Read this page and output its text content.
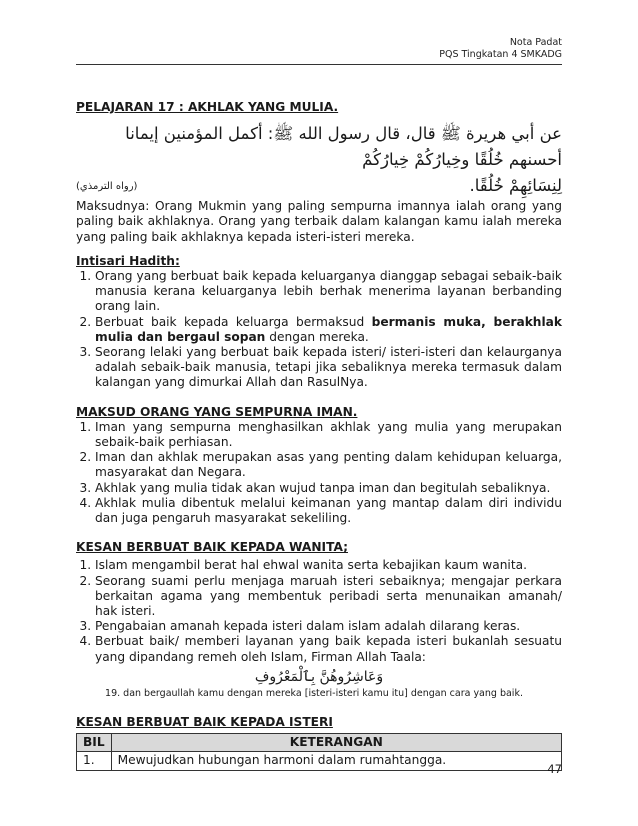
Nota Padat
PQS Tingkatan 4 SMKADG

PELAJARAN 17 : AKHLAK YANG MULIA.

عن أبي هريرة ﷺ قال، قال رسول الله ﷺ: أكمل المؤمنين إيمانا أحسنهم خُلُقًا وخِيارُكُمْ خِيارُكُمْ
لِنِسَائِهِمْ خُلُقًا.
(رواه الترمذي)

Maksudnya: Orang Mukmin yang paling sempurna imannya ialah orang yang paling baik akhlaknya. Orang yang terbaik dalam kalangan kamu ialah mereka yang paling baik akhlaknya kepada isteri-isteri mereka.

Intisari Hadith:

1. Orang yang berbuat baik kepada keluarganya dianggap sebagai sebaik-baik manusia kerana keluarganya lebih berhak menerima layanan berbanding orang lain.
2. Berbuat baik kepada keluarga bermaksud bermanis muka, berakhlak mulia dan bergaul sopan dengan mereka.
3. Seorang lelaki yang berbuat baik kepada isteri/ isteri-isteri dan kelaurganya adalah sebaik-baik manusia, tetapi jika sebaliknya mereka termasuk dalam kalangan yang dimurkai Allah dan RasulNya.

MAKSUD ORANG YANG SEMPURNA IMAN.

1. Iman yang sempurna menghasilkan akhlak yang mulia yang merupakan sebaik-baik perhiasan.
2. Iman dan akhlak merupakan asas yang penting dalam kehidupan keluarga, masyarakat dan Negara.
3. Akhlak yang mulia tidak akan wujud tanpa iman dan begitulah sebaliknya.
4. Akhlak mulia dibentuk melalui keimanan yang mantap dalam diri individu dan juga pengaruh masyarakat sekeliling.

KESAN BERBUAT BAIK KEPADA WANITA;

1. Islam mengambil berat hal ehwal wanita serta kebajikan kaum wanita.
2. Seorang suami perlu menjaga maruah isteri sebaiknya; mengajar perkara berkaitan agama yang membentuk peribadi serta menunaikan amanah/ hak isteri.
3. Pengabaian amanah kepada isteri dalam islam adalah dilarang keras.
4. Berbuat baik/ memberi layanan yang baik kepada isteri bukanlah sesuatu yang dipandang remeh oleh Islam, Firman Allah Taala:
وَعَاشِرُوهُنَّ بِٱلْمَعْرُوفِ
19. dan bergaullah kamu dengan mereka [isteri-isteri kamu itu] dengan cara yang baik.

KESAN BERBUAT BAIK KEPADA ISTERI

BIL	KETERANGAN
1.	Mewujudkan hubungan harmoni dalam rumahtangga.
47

——————————

→ **YOUR INSTRUCTIONS**
Quote every record above exactly, leaving out any pictures.

→ **RESULT FOR THIS EXERCISE**
Read this page and output its text content.
Nota Padat
PQS Tingkatan 4 SMKADG

PELAJARAN 17 : AKHLAK YANG MULIA.

عن أبي هريرة ﷺ قال، قال رسول الله ﷺ: أكمل المؤمنين إيمانا أحسنهم خُلُقًا وخِيارُكُمْ خِيارُكُمْ
لِنِسَائِهِمْ خُلُقًا.
(رواه الترمذي)

Maksudnya: Orang Mukmin yang paling sempurna imannya ialah orang yang paling baik akhlaknya. Orang yang terbaik dalam kalangan kamu ialah mereka yang paling baik akhlaknya kepada isteri-isteri mereka.

Intisari Hadith:

1. Orang yang berbuat baik kepada keluarganya dianggap sebagai sebaik-baik manusia kerana keluarganya lebih berhak menerima layanan berbanding orang lain.
2. Berbuat baik kepada keluarga bermaksud bermanis muka, berakhlak mulia dan bergaul sopan dengan mereka.
3. Seorang lelaki yang berbuat baik kepada isteri/ isteri-isteri dan kelaurganya adalah sebaik-baik manusia, tetapi jika sebaliknya mereka termasuk dalam kalangan yang dimurkai Allah dan RasulNya.

MAKSUD ORANG YANG SEMPURNA IMAN.

1. Iman yang sempurna menghasilkan akhlak yang mulia yang merupakan sebaik-baik perhiasan.
2. Iman dan akhlak merupakan asas yang penting dalam kehidupan keluarga, masyarakat dan Negara.
3. Akhlak yang mulia tidak akan wujud tanpa iman dan begitulah sebaliknya.
4. Akhlak mulia dibentuk melalui keimanan yang mantap dalam diri individu dan juga pengaruh masyarakat sekeliling.

KESAN BERBUAT BAIK KEPADA WANITA;

1. Islam mengambil berat hal ehwal wanita serta kebajikan kaum wanita.
2. Seorang suami perlu menjaga maruah isteri sebaiknya; mengajar perkara berkaitan agama yang membentuk peribadi serta menunaikan amanah/ hak isteri.
3. Pengabaian amanah kepada isteri dalam islam adalah dilarang keras.
4. Berbuat baik/ memberi layanan yang baik kepada isteri bukanlah sesuatu yang dipandang remeh oleh Islam, Firman Allah Taala:
وَعَاشِرُوهُنَّ بِٱلْمَعْرُوفِ
19. dan bergaullah kamu dengan mereka [isteri-isteri kamu itu] dengan cara yang baik.

KESAN BERBUAT BAIK KEPADA ISTERI

BIL	KETERANGAN
1.	Mewujudkan hubungan harmoni dalam rumahtangga.
47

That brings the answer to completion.